== Instructions to follow ==
Reproduce the whole listing, character for character.

== Data section ==
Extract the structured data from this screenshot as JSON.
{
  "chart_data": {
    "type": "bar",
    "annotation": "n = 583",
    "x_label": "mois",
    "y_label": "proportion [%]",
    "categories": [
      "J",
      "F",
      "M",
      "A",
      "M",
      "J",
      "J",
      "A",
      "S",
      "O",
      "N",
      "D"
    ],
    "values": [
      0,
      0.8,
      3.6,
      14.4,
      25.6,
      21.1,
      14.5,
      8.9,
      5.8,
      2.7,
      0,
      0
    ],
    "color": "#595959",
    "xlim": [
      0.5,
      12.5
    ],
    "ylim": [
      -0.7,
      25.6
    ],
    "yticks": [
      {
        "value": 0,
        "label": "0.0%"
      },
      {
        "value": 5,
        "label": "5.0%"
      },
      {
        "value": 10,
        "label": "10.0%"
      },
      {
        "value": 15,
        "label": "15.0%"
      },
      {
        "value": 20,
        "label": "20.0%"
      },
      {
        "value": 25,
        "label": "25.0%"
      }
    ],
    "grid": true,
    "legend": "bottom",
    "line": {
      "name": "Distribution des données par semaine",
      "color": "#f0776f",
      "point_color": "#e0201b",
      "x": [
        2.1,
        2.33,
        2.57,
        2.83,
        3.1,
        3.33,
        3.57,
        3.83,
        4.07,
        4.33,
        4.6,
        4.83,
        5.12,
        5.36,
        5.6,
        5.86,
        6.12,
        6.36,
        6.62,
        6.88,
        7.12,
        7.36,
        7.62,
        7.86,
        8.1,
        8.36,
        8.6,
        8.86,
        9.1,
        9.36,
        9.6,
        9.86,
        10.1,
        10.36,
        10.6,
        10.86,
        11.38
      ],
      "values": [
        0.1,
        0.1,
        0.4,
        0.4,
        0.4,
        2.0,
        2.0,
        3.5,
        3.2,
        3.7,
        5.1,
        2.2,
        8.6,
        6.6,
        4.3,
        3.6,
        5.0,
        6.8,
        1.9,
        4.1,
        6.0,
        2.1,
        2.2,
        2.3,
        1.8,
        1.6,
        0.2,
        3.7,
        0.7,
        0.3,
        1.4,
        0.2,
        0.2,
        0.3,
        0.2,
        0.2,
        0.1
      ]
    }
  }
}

== Written answer ==
Extract the structured data from this screenshot as JSON.
{
  "chart_data": {
    "type": "bar",
    "annotation": "n = 583",
    "x_label": "mois",
    "y_label": "proportion [%]",
    "categories": [
      "J",
      "F",
      "M",
      "A",
      "M",
      "J",
      "J",
      "A",
      "S",
      "O",
      "N",
      "D"
    ],
    "values": [
      0,
      0.8,
      3.6,
      14.4,
      25.6,
      21.1,
      14.5,
      8.9,
      5.8,
      2.7,
      0,
      0
    ],
    "color": "#595959",
    "xlim": [
      0.5,
      12.5
    ],
    "ylim": [
      -0.7,
      25.6
    ],
    "yticks": [
      {
        "value": 0,
        "label": "0.0%"
      },
      {
        "value": 5,
        "label": "5.0%"
      },
      {
        "value": 10,
        "label": "10.0%"
      },
      {
        "value": 15,
        "label": "15.0%"
      },
      {
        "value": 20,
        "label": "20.0%"
      },
      {
        "value": 25,
        "label": "25.0%"
      }
    ],
    "grid": true,
    "legend": "bottom",
    "line": {
      "name": "Distribution des données par semaine",
      "color": "#f0776f",
      "point_color": "#e0201b",
      "x": [
        2.1,
        2.33,
        2.57,
        2.83,
        3.1,
        3.33,
        3.57,
        3.83,
        4.07,
        4.33,
        4.6,
        4.83,
        5.12,
        5.36,
        5.6,
        5.86,
        6.12,
        6.36,
        6.62,
        6.88,
        7.12,
        7.36,
        7.62,
        7.86,
        8.1,
        8.36,
        8.6,
        8.86,
        9.1,
        9.36,
        9.6,
        9.86,
        10.1,
        10.36,
        10.6,
        10.86,
        11.38
      ],
      "values": [
        0.1,
        0.1,
        0.4,
        0.4,
        0.4,
        2.0,
        2.0,
        3.5,
        3.2,
        3.7,
        5.1,
        2.2,
        8.6,
        6.6,
        4.3,
        3.6,
        5.0,
        6.8,
        1.9,
        4.1,
        6.0,
        2.1,
        2.2,
        2.3,
        1.8,
        1.6,
        0.2,
        3.7,
        0.7,
        0.3,
        1.4,
        0.2,
        0.2,
        0.3,
        0.2,
        0.2,
        0.1
      ]
    }
  }
}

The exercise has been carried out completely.